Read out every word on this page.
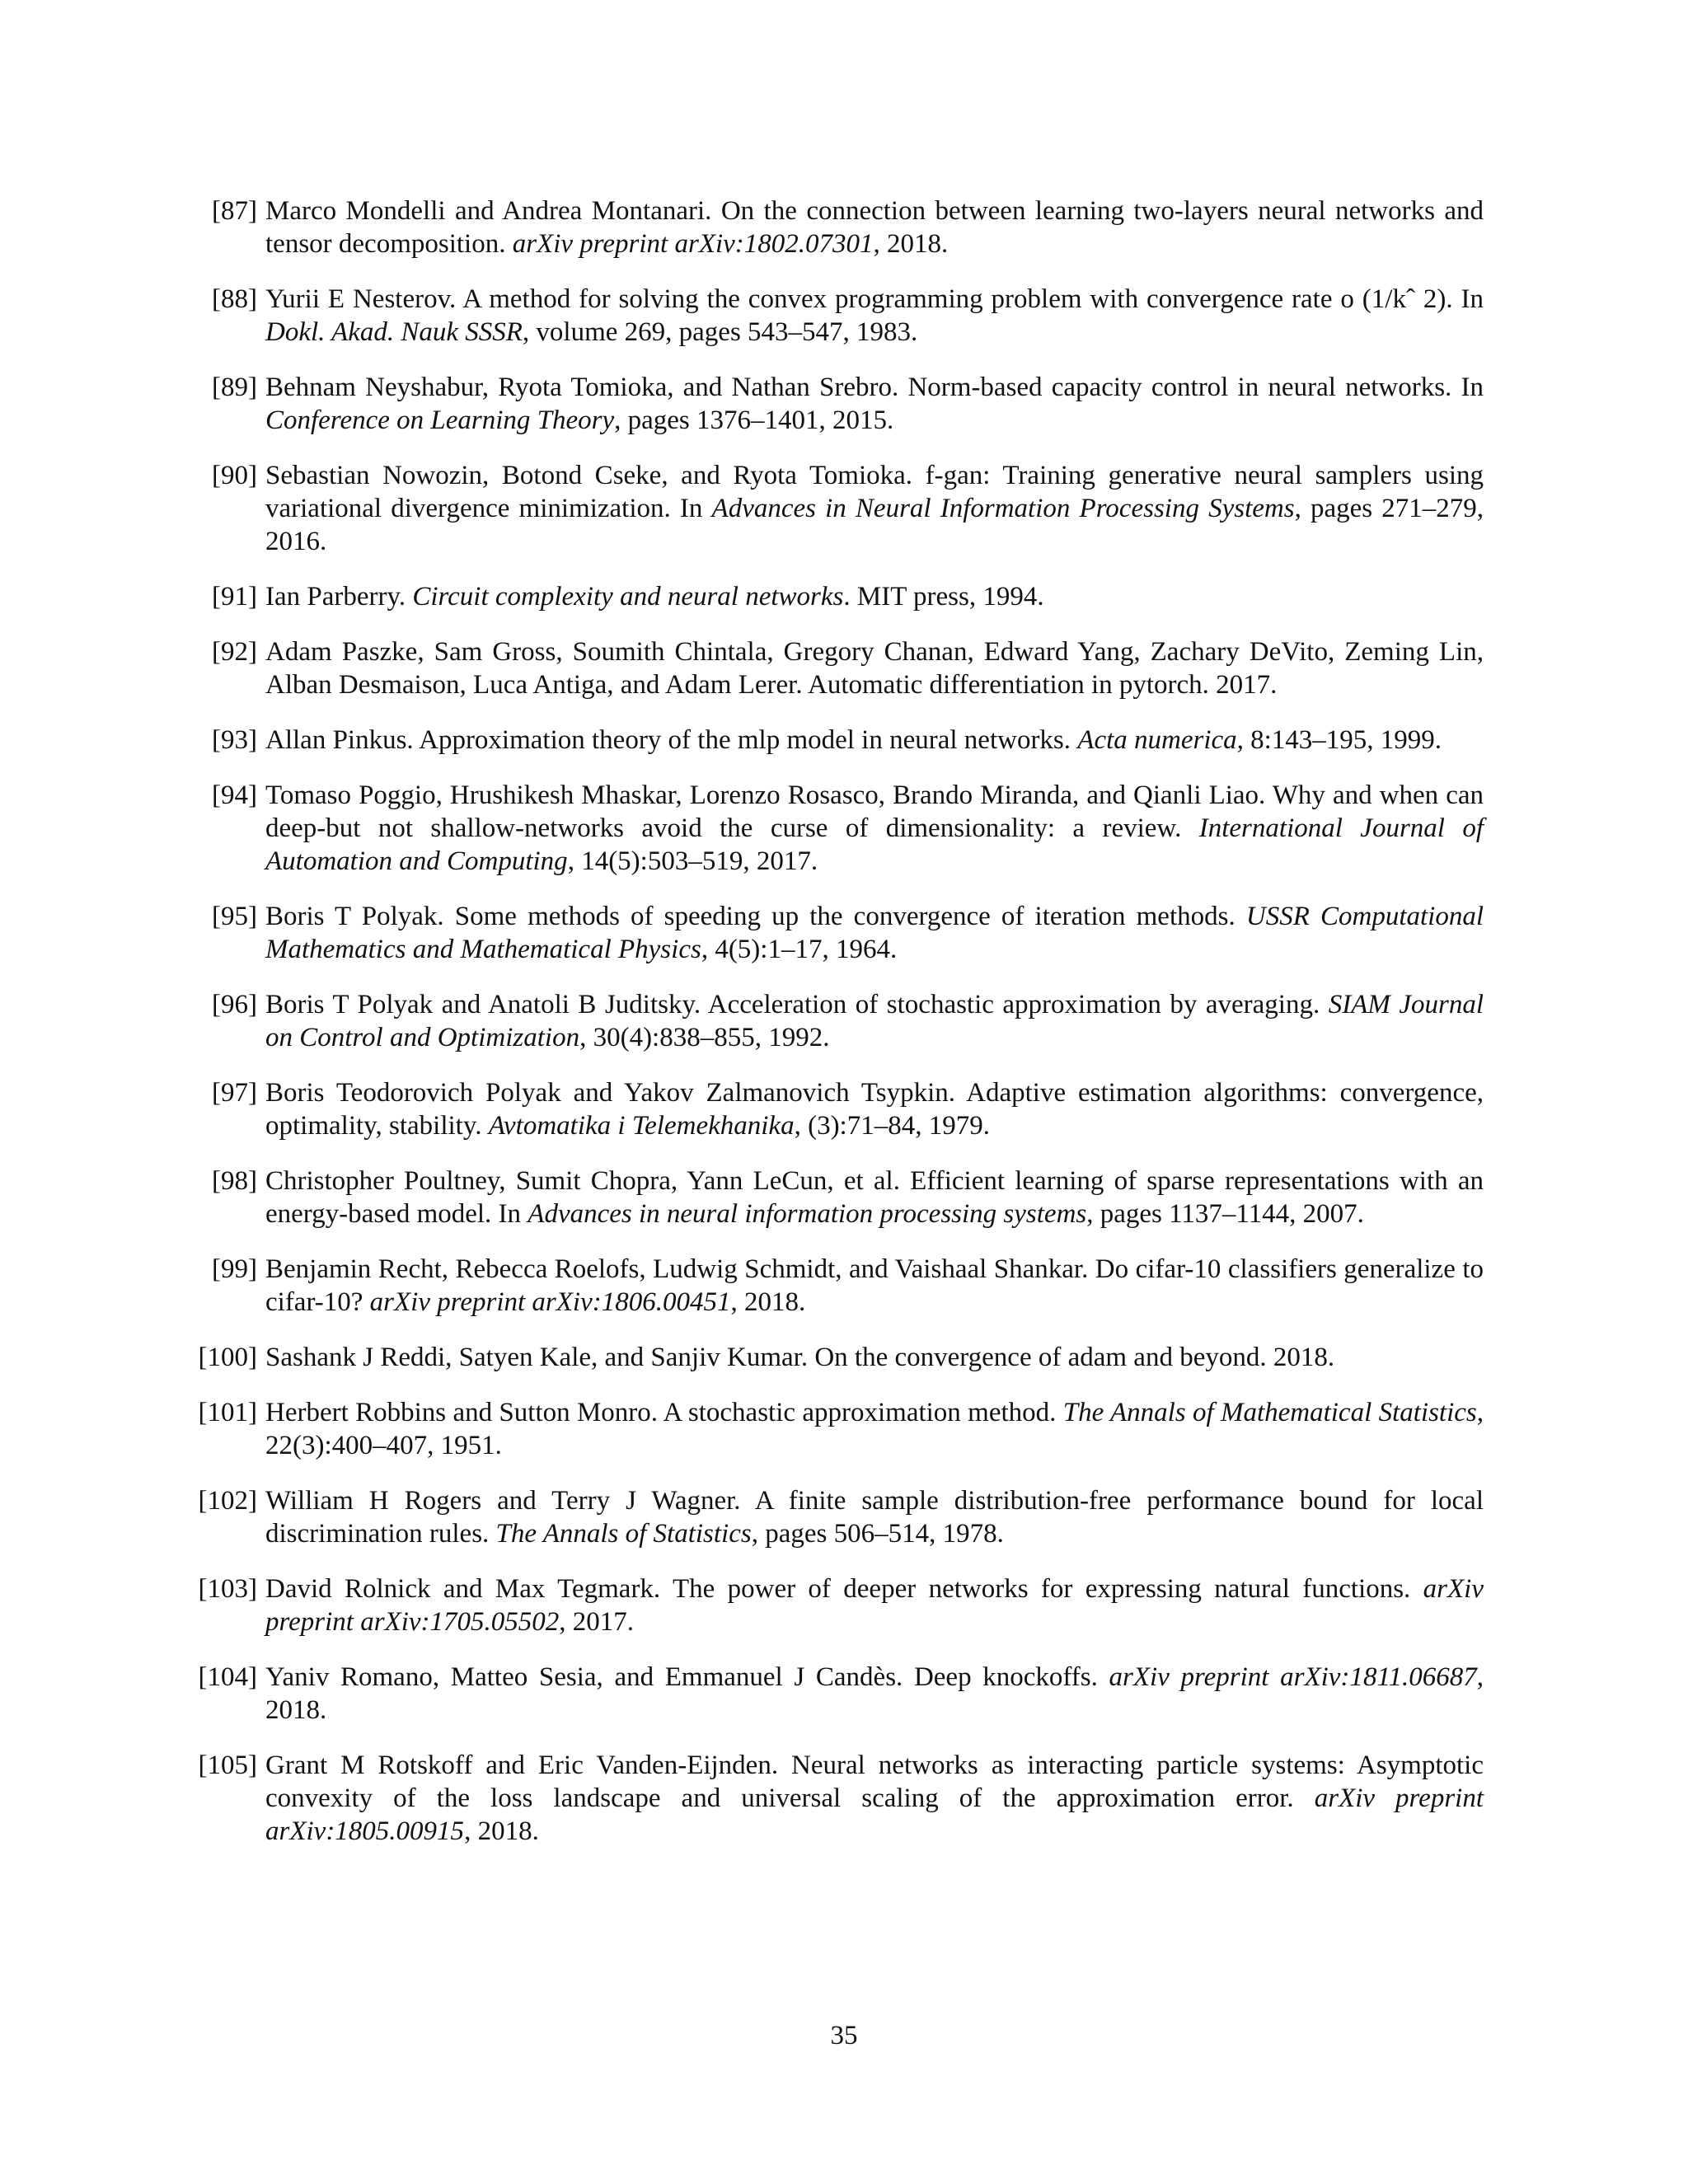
[87] Marco Mondelli and Andrea Montanari. On the connection between learning two-layers neural networks and tensor decomposition. arXiv preprint arXiv:1802.07301, 2018.
[88] Yurii E Nesterov. A method for solving the convex programming problem with convergence rate o (1/kˆ 2). In Dokl. Akad. Nauk SSSR, volume 269, pages 543–547, 1983.
[89] Behnam Neyshabur, Ryota Tomioka, and Nathan Srebro. Norm-based capacity control in neural networks. In Conference on Learning Theory, pages 1376–1401, 2015.
[90] Sebastian Nowozin, Botond Cseke, and Ryota Tomioka. f-gan: Training generative neural samplers using variational divergence minimization. In Advances in Neural Information Processing Systems, pages 271–279, 2016.
[91] Ian Parberry. Circuit complexity and neural networks. MIT press, 1994.
[92] Adam Paszke, Sam Gross, Soumith Chintala, Gregory Chanan, Edward Yang, Zachary DeVito, Zeming Lin, Alban Desmaison, Luca Antiga, and Adam Lerer. Automatic differentiation in pytorch. 2017.
[93] Allan Pinkus. Approximation theory of the mlp model in neural networks. Acta numerica, 8:143–195, 1999.
[94] Tomaso Poggio, Hrushikesh Mhaskar, Lorenzo Rosasco, Brando Miranda, and Qianli Liao. Why and when can deep-but not shallow-networks avoid the curse of dimensionality: a review. International Journal of Automation and Computing, 14(5):503–519, 2017.
[95] Boris T Polyak. Some methods of speeding up the convergence of iteration methods. USSR Computational Mathematics and Mathematical Physics, 4(5):1–17, 1964.
[96] Boris T Polyak and Anatoli B Juditsky. Acceleration of stochastic approximation by averaging. SIAM Journal on Control and Optimization, 30(4):838–855, 1992.
[97] Boris Teodorovich Polyak and Yakov Zalmanovich Tsypkin. Adaptive estimation algorithms: convergence, optimality, stability. Avtomatika i Telemekhanika, (3):71–84, 1979.
[98] Christopher Poultney, Sumit Chopra, Yann LeCun, et al. Efficient learning of sparse representations with an energy-based model. In Advances in neural information processing systems, pages 1137–1144, 2007.
[99] Benjamin Recht, Rebecca Roelofs, Ludwig Schmidt, and Vaishaal Shankar. Do cifar-10 classifiers generalize to cifar-10? arXiv preprint arXiv:1806.00451, 2018.
[100] Sashank J Reddi, Satyen Kale, and Sanjiv Kumar. On the convergence of adam and beyond. 2018.
[101] Herbert Robbins and Sutton Monro. A stochastic approximation method. The Annals of Mathematical Statistics, 22(3):400–407, 1951.
[102] William H Rogers and Terry J Wagner. A finite sample distribution-free performance bound for local discrimination rules. The Annals of Statistics, pages 506–514, 1978.
[103] David Rolnick and Max Tegmark. The power of deeper networks for expressing natural functions. arXiv preprint arXiv:1705.05502, 2017.
[104] Yaniv Romano, Matteo Sesia, and Emmanuel J Candès. Deep knockoffs. arXiv preprint arXiv:1811.06687, 2018.
[105] Grant M Rotskoff and Eric Vanden-Eijnden. Neural networks as interacting particle systems: Asymptotic convexity of the loss landscape and universal scaling of the approximation error. arXiv preprint arXiv:1805.00915, 2018.
35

· · · · ·

* _Problem to work on_: Identify which lines contain the word "Mathematical" and copy each one.

* _Correct output_:
[95] Boris T Polyak. Some methods of speeding up the convergence of iteration methods. USSR Computational Mathematics and Mathematical Physics, 4(5):1–17, 1964.
[101] Herbert Robbins and Sutton Monro. A stochastic approximation method. The Annals of Mathematical Statistics, 22(3):400–407, 1951.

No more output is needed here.